» AIM: Skip the pictures. Reproduce all other material exactly.

# Start of MATERIAL FOR THIS TASK

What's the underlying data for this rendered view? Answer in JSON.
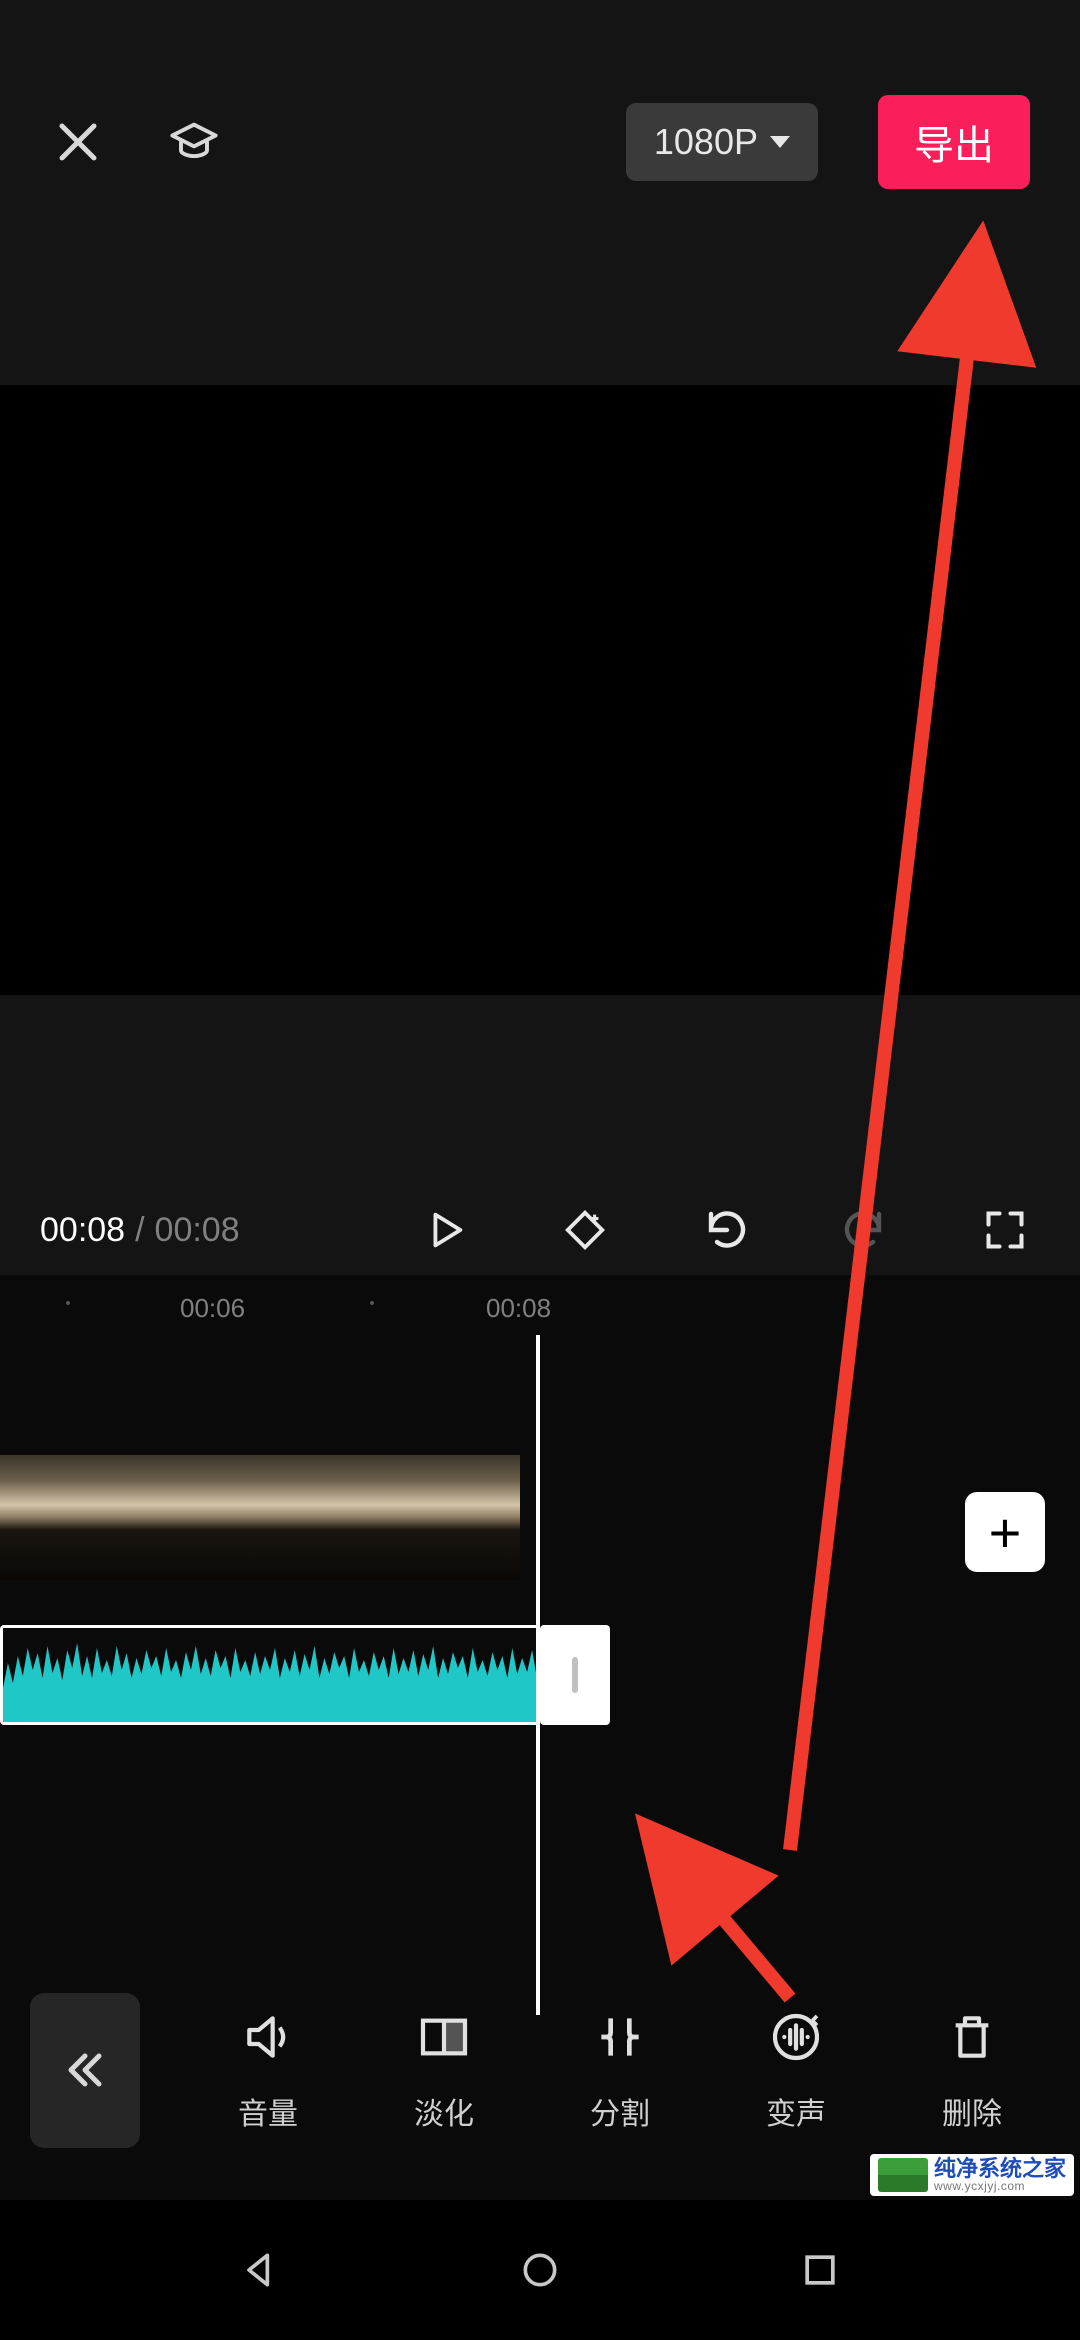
{
  "header": {
    "resolution_label": "1080P",
    "export_label": "导出"
  },
  "playback": {
    "current_time": "00:08",
    "separator": "/",
    "total_time": "00:08"
  },
  "timeline": {
    "ticks": [
      "00:06",
      "00:08"
    ]
  },
  "add_label": "+",
  "tools": [
    {
      "id": "volume",
      "label": "音量"
    },
    {
      "id": "fade",
      "label": "淡化"
    },
    {
      "id": "split",
      "label": "分割"
    },
    {
      "id": "voice",
      "label": "变声"
    },
    {
      "id": "delete",
      "label": "删除"
    }
  ],
  "watermark": {
    "brand": "纯净系统之家",
    "url": "www.ycxjyj.com"
  }
}
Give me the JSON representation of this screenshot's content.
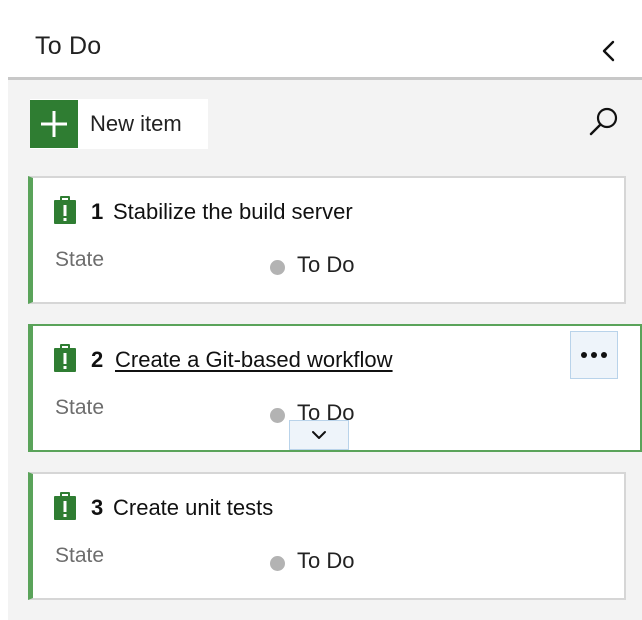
{
  "panel": {
    "title": "To Do",
    "collapse_icon": "chevron-left-icon"
  },
  "toolbar": {
    "new_item_label": "New item",
    "new_item_icon": "plus-icon",
    "search_icon": "search-icon"
  },
  "colors": {
    "accent_green": "#2f7d32",
    "card_stripe": "#5aa35a",
    "state_dot": "#b3b3b3"
  },
  "cards": [
    {
      "id": "1",
      "title": "Stabilize the build server",
      "field_label": "State",
      "state": "To Do",
      "icon": "task-clipboard-icon"
    },
    {
      "id": "2",
      "title": "Create a Git-based workflow",
      "field_label": "State",
      "state": "To Do",
      "icon": "task-clipboard-icon",
      "more_icon": "ellipsis-icon",
      "expand_icon": "chevron-down-icon"
    },
    {
      "id": "3",
      "title": "Create unit tests",
      "field_label": "State",
      "state": "To Do",
      "icon": "task-clipboard-icon"
    }
  ]
}
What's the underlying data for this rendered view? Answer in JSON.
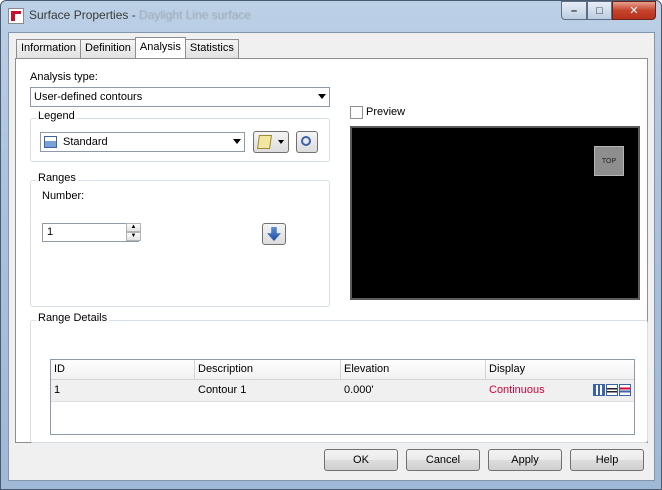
{
  "window": {
    "title_prefix": "Surface Properties - ",
    "title_surface": "Daylight Line surface",
    "min_glyph": "–",
    "max_glyph": "□",
    "close_glyph": "✕"
  },
  "tabs": [
    {
      "label": "Information",
      "active": false
    },
    {
      "label": "Definition",
      "active": false
    },
    {
      "label": "Analysis",
      "active": true
    },
    {
      "label": "Statistics",
      "active": false
    }
  ],
  "analysis": {
    "type_label": "Analysis type:",
    "type_value": "User-defined contours"
  },
  "legend": {
    "group_label": "Legend",
    "value": "Standard"
  },
  "ranges": {
    "group_label": "Ranges",
    "number_label": "Number:",
    "number_value": "1"
  },
  "preview": {
    "label": "Preview",
    "checked": false,
    "viewcube_label": "TOP"
  },
  "range_details": {
    "group_label": "Range Details",
    "columns": [
      "ID",
      "Description",
      "Elevation",
      "Display"
    ],
    "rows": [
      {
        "id": "1",
        "description": "Contour 1",
        "elevation": "0.000'",
        "display": "Continuous"
      }
    ]
  },
  "buttons": {
    "ok": "OK",
    "cancel": "Cancel",
    "apply": "Apply",
    "help": "Help"
  },
  "colors": {
    "display_text": "#d6003a",
    "preview_bg": "#000000"
  }
}
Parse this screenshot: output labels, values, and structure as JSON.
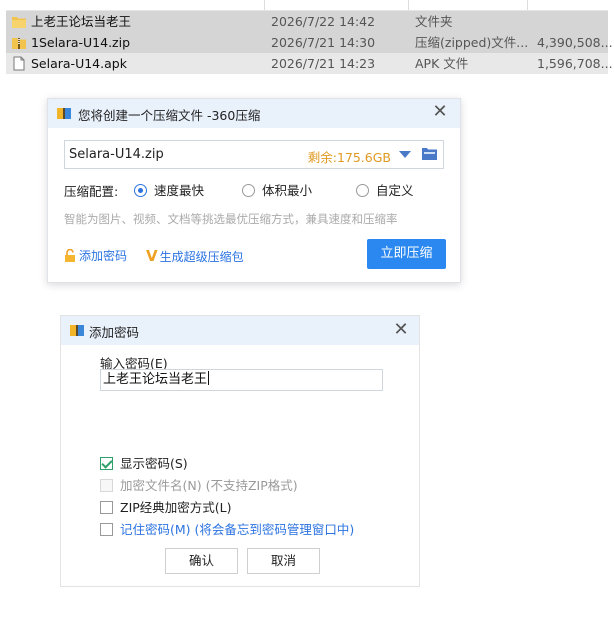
{
  "file_list": {
    "rows": [
      {
        "name": "上老王论坛当老王",
        "date": "2026/7/22 14:42",
        "type": "文件夹",
        "size": "",
        "icon": "folder-icon"
      },
      {
        "name": "1Selara-U14.zip",
        "date": "2026/7/21 14:30",
        "type": "压缩(zipped)文件...",
        "size": "4,390,508...",
        "icon": "zip-icon"
      },
      {
        "name": "Selara-U14.apk",
        "date": "2026/7/21 14:23",
        "type": "APK 文件",
        "size": "1,596,708...",
        "icon": "file-icon"
      }
    ]
  },
  "compress_dialog": {
    "title": "您将创建一个压缩文件 -360压缩",
    "filename": "Selara-U14.zip",
    "free_space": "剩余:175.6GB",
    "config_label": "压缩配置:",
    "options": [
      "速度最快",
      "体积最小",
      "自定义"
    ],
    "selected_option": "速度最快",
    "hint": "智能为图片、视频、文档等挑选最优压缩方式，兼具速度和压缩率",
    "add_password": "添加密码",
    "make_super": "生成超级压缩包",
    "compress_button": "立即压缩",
    "colors": {
      "accent": "#2b88f0",
      "free_space": "#e09a22"
    }
  },
  "password_dialog": {
    "title": "添加密码",
    "input_label": "输入密码(E)",
    "input_value": "上老王论坛当老王",
    "options": [
      {
        "label": "显示密码(S)",
        "note": "",
        "checked": true,
        "enabled": true
      },
      {
        "label": "加密文件名(N)",
        "note": "(不支持ZIP格式)",
        "checked": false,
        "enabled": false
      },
      {
        "label": "ZIP经典加密方式(L)",
        "note": "",
        "checked": false,
        "enabled": true
      },
      {
        "label": "记住密码(M)",
        "note": "(将会备忘到密码管理窗口中)",
        "checked": false,
        "enabled": true
      }
    ],
    "ok_button": "确认",
    "cancel_button": "取消"
  }
}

# End of MATERIAL FOR THIS TASK

» PROBLEM SOLUTION:
What's the underlying data for this rendered view? Answer in JSON.
{
  "header": {
    "resolution_label": "1080P",
    "export_label": "导出"
  },
  "playback": {
    "current_time": "00:08",
    "separator": "/",
    "total_time": "00:08"
  },
  "timeline": {
    "ticks": [
      "00:06",
      "00:08"
    ]
  },
  "add_label": "+",
  "tools": [
    {
      "id": "volume",
      "label": "音量"
    },
    {
      "id": "fade",
      "label": "淡化"
    },
    {
      "id": "split",
      "label": "分割"
    },
    {
      "id": "voice",
      "label": "变声"
    },
    {
      "id": "delete",
      "label": "删除"
    }
  ],
  "watermark": {
    "brand": "纯净系统之家",
    "url": "www.ycxjyj.com"
  }
}
Give me the JSON representation of this screenshot's content.
{
  "panel": {
    "title": "To Do",
    "collapse_icon": "chevron-left-icon"
  },
  "toolbar": {
    "new_item_label": "New item",
    "new_item_icon": "plus-icon",
    "search_icon": "search-icon"
  },
  "colors": {
    "accent_green": "#2f7d32",
    "card_stripe": "#5aa35a",
    "state_dot": "#b3b3b3"
  },
  "cards": [
    {
      "id": "1",
      "title": "Stabilize the build server",
      "field_label": "State",
      "state": "To Do",
      "icon": "task-clipboard-icon"
    },
    {
      "id": "2",
      "title": "Create a Git-based workflow",
      "field_label": "State",
      "state": "To Do",
      "icon": "task-clipboard-icon",
      "more_icon": "ellipsis-icon",
      "expand_icon": "chevron-down-icon"
    },
    {
      "id": "3",
      "title": "Create unit tests",
      "field_label": "State",
      "state": "To Do",
      "icon": "task-clipboard-icon"
    }
  ]
}
What's the underlying data for this rendered view? Answer in JSON.
{
  "window": {
    "title_prefix": "Surface Properties - ",
    "title_surface": "Daylight Line surface",
    "min_glyph": "–",
    "max_glyph": "□",
    "close_glyph": "✕"
  },
  "tabs": [
    {
      "label": "Information",
      "active": false
    },
    {
      "label": "Definition",
      "active": false
    },
    {
      "label": "Analysis",
      "active": true
    },
    {
      "label": "Statistics",
      "active": false
    }
  ],
  "analysis": {
    "type_label": "Analysis type:",
    "type_value": "User-defined contours"
  },
  "legend": {
    "group_label": "Legend",
    "value": "Standard"
  },
  "ranges": {
    "group_label": "Ranges",
    "number_label": "Number:",
    "number_value": "1"
  },
  "preview": {
    "label": "Preview",
    "checked": false,
    "viewcube_label": "TOP"
  },
  "range_details": {
    "group_label": "Range Details",
    "columns": [
      "ID",
      "Description",
      "Elevation",
      "Display"
    ],
    "rows": [
      {
        "id": "1",
        "description": "Contour 1",
        "elevation": "0.000'",
        "display": "Continuous"
      }
    ]
  },
  "buttons": {
    "ok": "OK",
    "cancel": "Cancel",
    "apply": "Apply",
    "help": "Help"
  },
  "colors": {
    "display_text": "#d6003a",
    "preview_bg": "#000000"
  }
}
Parse this screenshot: output labels, values, and structure as JSON.
{
  "file_list": {
    "rows": [
      {
        "name": "上老王论坛当老王",
        "date": "2026/7/22 14:42",
        "type": "文件夹",
        "size": "",
        "icon": "folder-icon"
      },
      {
        "name": "1Selara-U14.zip",
        "date": "2026/7/21 14:30",
        "type": "压缩(zipped)文件...",
        "size": "4,390,508...",
        "icon": "zip-icon"
      },
      {
        "name": "Selara-U14.apk",
        "date": "2026/7/21 14:23",
        "type": "APK 文件",
        "size": "1,596,708...",
        "icon": "file-icon"
      }
    ]
  },
  "compress_dialog": {
    "title": "您将创建一个压缩文件 -360压缩",
    "filename": "Selara-U14.zip",
    "free_space": "剩余:175.6GB",
    "config_label": "压缩配置:",
    "options": [
      "速度最快",
      "体积最小",
      "自定义"
    ],
    "selected_option": "速度最快",
    "hint": "智能为图片、视频、文档等挑选最优压缩方式，兼具速度和压缩率",
    "add_password": "添加密码",
    "make_super": "生成超级压缩包",
    "compress_button": "立即压缩",
    "colors": {
      "accent": "#2b88f0",
      "free_space": "#e09a22"
    }
  },
  "password_dialog": {
    "title": "添加密码",
    "input_label": "输入密码(E)",
    "input_value": "上老王论坛当老王",
    "options": [
      {
        "label": "显示密码(S)",
        "note": "",
        "checked": true,
        "enabled": true
      },
      {
        "label": "加密文件名(N)",
        "note": "(不支持ZIP格式)",
        "checked": false,
        "enabled": false
      },
      {
        "label": "ZIP经典加密方式(L)",
        "note": "",
        "checked": false,
        "enabled": true
      },
      {
        "label": "记住密码(M)",
        "note": "(将会备忘到密码管理窗口中)",
        "checked": false,
        "enabled": true
      }
    ],
    "ok_button": "确认",
    "cancel_button": "取消"
  }
}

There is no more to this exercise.